# SET EXERCISE
From the listing below, extract each line containing the string "will".

##############################

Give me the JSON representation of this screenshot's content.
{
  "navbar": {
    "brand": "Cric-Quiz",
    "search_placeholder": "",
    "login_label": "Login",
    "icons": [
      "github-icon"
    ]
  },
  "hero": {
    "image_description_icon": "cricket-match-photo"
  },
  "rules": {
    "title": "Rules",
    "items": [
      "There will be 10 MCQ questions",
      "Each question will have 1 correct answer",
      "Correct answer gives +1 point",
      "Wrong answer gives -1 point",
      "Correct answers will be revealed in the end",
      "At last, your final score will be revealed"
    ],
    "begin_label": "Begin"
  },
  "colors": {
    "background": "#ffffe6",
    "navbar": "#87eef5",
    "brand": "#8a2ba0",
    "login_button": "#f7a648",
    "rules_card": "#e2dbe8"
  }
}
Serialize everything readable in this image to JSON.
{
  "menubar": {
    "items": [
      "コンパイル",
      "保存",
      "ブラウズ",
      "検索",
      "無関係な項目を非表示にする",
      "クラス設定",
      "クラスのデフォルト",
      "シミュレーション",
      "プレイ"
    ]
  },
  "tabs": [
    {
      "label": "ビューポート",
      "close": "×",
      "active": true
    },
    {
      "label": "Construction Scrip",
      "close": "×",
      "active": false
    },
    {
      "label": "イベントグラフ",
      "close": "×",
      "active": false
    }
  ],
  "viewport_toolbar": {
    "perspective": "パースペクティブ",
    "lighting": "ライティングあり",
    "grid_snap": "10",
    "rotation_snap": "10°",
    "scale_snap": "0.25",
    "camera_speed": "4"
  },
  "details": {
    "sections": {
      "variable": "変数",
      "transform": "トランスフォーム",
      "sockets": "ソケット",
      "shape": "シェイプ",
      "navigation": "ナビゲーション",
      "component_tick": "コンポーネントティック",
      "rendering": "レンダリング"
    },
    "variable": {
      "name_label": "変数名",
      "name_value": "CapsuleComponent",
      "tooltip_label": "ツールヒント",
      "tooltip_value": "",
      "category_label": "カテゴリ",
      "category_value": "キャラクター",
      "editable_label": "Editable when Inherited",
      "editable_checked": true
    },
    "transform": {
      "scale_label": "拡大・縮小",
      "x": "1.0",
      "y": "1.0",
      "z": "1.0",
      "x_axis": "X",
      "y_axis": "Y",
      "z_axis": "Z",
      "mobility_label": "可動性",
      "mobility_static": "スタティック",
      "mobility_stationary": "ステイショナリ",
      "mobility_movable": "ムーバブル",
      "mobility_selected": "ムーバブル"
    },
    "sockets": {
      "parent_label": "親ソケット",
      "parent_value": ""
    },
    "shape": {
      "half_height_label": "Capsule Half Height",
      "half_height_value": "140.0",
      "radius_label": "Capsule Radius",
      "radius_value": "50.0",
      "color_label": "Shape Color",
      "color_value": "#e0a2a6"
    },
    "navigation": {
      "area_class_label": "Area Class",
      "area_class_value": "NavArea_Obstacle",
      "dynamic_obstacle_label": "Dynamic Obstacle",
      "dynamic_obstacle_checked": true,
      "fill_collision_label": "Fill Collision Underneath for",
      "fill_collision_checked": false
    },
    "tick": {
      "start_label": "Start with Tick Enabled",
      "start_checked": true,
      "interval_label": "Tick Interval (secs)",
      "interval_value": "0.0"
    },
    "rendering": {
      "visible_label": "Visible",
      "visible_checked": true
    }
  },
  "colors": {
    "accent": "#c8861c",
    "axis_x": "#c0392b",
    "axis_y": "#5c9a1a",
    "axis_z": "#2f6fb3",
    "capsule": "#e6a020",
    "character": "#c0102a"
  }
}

##############################

# WRITTEN RESPONSE
      "There will be 10 MCQ questions",
      "Each question will have 1 correct answer",
      "Correct answers will be revealed in the end",
      "At last, your final score will be revealed"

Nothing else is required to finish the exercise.